Dataset entries

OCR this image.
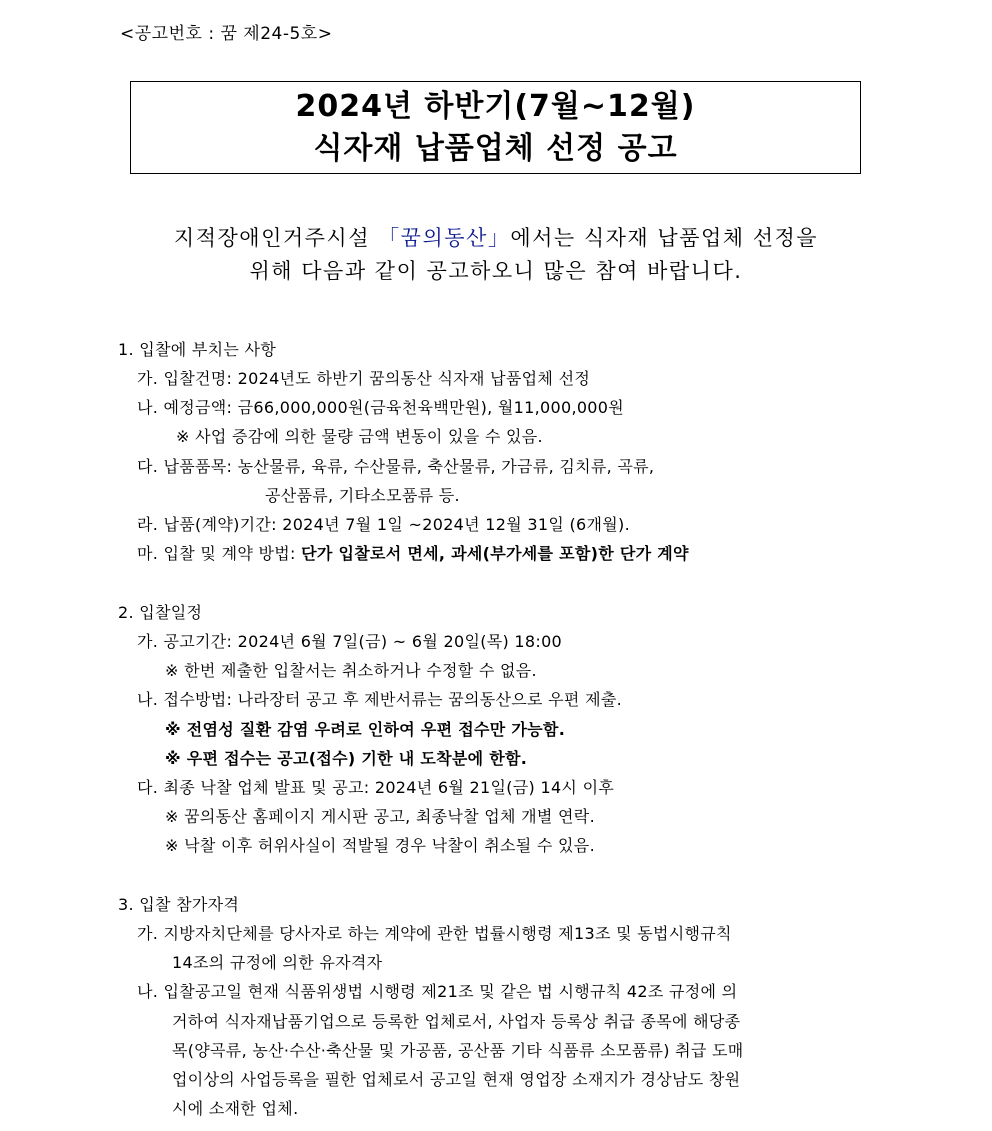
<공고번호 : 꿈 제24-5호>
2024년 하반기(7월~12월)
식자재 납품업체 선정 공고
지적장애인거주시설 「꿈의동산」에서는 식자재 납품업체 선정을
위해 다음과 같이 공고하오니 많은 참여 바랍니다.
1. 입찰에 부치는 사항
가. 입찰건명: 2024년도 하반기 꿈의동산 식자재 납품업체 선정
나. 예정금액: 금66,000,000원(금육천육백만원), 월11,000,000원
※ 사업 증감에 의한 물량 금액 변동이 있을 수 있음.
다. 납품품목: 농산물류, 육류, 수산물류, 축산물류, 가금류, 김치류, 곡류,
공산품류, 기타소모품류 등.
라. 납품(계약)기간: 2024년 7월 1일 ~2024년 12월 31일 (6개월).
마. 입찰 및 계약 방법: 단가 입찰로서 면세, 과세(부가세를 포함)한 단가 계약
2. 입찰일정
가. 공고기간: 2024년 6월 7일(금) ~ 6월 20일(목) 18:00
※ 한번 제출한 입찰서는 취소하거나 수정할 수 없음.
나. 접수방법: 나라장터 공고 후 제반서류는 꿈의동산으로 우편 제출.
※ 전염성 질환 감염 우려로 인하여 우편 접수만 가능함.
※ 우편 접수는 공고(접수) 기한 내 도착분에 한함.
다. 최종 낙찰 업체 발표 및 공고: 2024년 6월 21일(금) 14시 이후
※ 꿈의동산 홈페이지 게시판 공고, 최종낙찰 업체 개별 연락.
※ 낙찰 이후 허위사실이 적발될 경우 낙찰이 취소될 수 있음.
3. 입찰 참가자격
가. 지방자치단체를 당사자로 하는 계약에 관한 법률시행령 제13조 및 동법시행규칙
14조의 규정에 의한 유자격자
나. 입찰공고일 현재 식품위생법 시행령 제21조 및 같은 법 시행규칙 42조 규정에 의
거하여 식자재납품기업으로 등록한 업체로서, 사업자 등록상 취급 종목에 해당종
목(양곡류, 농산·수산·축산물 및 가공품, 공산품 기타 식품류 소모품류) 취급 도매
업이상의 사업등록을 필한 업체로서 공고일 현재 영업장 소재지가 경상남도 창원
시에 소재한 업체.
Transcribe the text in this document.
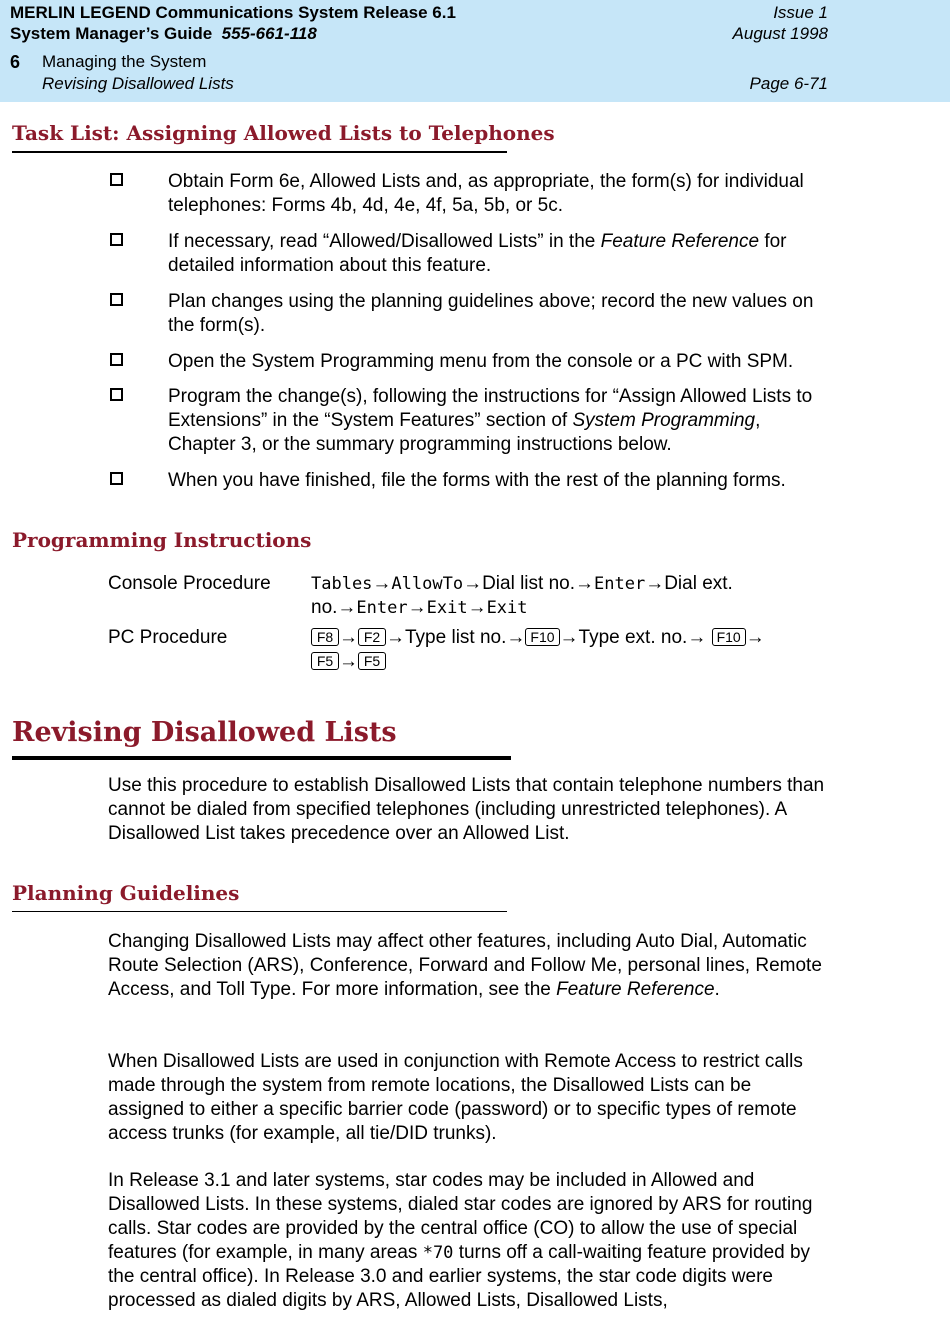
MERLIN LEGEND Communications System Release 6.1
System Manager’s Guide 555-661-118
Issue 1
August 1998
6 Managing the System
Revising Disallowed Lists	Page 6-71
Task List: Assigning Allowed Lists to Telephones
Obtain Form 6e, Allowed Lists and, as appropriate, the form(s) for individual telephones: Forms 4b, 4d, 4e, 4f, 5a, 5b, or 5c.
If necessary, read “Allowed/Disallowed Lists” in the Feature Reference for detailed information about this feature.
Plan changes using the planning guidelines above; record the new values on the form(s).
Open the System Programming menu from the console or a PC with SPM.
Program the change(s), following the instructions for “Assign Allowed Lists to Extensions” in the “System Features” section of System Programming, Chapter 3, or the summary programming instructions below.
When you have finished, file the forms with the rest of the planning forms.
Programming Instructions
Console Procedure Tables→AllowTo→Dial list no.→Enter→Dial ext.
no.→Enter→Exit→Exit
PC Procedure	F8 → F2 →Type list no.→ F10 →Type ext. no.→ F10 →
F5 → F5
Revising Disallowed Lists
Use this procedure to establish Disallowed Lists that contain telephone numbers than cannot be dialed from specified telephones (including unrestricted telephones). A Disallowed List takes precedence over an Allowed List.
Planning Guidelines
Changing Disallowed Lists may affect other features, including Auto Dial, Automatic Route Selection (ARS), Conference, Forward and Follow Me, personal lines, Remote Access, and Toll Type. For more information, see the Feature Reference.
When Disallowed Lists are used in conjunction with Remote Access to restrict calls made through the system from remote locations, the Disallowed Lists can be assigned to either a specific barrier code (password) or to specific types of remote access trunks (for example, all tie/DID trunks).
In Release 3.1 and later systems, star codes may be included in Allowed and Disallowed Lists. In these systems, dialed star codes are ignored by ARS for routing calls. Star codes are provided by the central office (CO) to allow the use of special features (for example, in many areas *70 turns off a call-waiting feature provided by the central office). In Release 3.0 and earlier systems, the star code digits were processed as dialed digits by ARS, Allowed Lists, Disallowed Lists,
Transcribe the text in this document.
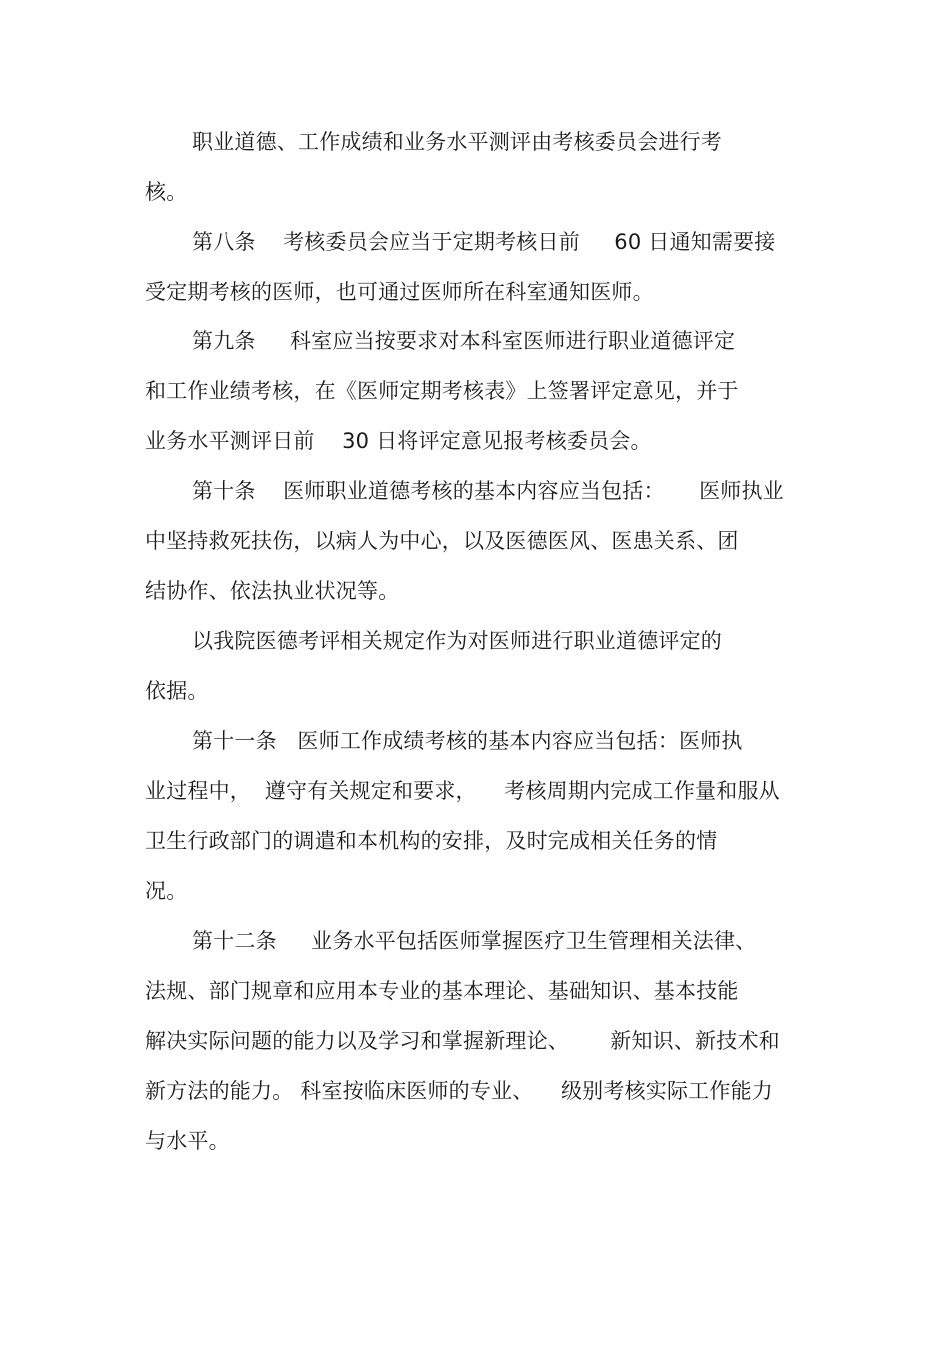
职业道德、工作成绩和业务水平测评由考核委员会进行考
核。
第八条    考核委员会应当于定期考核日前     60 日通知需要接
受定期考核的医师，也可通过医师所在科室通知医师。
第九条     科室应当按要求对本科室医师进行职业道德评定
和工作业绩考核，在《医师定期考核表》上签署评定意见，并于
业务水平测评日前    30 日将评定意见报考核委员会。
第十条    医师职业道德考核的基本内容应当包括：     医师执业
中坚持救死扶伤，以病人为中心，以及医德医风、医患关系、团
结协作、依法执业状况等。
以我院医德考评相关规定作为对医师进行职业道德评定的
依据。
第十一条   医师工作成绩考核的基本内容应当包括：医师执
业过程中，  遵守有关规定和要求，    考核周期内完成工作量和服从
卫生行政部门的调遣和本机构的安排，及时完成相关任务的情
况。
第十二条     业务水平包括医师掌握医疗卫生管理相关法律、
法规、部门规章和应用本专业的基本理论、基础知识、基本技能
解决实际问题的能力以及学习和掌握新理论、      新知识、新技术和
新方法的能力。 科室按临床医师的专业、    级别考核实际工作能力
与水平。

■ The problem
Pull out all lines from the entries above that include the word "Enter".

■ Solution for this task
Console Procedure Tables→AllowTo→Dial list no.→Enter→Dial ext.
no.→Enter→Exit→Exit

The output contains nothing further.